Search the records for the word "text" and report each line that has it.
[start Data for processing]
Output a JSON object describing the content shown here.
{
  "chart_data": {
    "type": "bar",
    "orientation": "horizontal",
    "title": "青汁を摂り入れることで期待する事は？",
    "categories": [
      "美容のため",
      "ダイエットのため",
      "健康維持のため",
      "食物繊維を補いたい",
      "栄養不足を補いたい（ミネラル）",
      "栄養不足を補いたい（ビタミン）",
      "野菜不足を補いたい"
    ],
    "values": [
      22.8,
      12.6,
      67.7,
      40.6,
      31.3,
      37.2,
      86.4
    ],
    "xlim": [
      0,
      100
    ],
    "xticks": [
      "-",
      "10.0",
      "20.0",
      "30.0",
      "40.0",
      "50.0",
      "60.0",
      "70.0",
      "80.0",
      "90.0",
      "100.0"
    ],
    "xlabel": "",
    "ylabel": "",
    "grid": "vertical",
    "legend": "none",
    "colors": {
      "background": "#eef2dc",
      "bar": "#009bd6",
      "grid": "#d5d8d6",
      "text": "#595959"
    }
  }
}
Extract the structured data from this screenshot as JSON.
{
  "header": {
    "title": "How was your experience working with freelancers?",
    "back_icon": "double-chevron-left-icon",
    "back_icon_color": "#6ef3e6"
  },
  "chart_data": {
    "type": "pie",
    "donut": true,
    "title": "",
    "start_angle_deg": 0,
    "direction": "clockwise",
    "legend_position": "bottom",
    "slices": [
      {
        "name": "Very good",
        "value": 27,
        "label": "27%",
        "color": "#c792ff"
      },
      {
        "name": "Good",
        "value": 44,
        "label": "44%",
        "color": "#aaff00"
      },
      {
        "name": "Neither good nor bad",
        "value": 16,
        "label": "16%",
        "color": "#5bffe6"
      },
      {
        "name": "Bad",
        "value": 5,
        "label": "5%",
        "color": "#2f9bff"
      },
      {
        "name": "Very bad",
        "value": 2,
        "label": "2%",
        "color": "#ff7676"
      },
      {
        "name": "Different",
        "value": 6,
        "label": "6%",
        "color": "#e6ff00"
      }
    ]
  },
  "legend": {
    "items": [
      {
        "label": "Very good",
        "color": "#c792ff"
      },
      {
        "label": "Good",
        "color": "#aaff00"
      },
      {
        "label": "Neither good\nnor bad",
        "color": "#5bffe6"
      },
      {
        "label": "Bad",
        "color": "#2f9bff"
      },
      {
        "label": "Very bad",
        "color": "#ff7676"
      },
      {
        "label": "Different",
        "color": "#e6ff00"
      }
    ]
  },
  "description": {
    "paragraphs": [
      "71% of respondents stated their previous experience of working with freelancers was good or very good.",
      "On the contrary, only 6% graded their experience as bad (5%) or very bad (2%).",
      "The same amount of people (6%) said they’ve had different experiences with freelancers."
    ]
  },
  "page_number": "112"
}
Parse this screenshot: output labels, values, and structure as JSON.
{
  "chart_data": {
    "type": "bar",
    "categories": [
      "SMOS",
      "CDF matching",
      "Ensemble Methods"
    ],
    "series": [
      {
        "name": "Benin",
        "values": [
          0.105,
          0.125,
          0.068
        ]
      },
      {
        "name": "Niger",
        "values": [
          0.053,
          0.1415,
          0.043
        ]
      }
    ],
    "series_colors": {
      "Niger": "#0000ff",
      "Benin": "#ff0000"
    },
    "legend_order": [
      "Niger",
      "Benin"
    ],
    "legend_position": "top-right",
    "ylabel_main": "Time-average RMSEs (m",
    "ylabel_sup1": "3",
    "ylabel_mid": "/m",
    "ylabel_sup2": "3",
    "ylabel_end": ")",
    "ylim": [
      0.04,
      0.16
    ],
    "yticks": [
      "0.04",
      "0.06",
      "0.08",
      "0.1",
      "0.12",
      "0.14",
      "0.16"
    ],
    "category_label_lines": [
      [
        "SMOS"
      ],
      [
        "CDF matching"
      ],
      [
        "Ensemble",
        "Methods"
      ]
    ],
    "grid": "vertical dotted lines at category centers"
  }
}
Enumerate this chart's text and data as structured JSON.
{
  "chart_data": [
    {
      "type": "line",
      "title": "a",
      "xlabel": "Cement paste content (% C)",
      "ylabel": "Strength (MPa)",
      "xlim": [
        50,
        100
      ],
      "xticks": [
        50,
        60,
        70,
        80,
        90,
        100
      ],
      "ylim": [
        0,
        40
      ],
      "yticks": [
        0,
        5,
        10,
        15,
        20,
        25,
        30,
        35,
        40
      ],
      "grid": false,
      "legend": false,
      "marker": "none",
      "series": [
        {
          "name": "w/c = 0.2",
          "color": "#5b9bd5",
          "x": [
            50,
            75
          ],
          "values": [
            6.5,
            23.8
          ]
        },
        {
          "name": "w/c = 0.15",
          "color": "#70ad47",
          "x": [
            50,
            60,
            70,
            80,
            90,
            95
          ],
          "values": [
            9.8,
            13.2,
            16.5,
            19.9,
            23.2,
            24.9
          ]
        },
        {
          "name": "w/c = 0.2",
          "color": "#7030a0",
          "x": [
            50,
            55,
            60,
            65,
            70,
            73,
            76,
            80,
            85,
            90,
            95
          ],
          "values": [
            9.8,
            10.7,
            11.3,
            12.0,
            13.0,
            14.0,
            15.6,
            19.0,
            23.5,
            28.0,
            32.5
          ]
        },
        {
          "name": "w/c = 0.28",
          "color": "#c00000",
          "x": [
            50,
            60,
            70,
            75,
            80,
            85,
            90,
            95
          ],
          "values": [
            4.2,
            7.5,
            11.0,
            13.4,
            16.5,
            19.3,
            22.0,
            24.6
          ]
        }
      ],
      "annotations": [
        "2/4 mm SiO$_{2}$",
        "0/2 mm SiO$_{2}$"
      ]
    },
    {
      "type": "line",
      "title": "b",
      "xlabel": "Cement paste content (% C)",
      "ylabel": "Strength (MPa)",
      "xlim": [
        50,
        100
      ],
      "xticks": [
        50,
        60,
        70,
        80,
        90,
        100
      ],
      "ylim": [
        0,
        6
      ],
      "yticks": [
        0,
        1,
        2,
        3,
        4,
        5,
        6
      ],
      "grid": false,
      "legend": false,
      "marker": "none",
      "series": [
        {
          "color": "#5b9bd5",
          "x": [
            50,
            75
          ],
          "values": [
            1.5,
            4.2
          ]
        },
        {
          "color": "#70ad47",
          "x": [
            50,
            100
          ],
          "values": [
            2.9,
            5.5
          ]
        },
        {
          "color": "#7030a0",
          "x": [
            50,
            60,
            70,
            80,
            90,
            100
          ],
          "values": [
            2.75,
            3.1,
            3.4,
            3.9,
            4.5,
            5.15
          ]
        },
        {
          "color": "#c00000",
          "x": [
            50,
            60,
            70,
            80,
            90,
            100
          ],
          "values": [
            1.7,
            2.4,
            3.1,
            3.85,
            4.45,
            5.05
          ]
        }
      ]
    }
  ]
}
[end Data for processing]
▶ [Result of the task]:
      "text": "#595959"
Enumerate this chart's text and data as structured JSON.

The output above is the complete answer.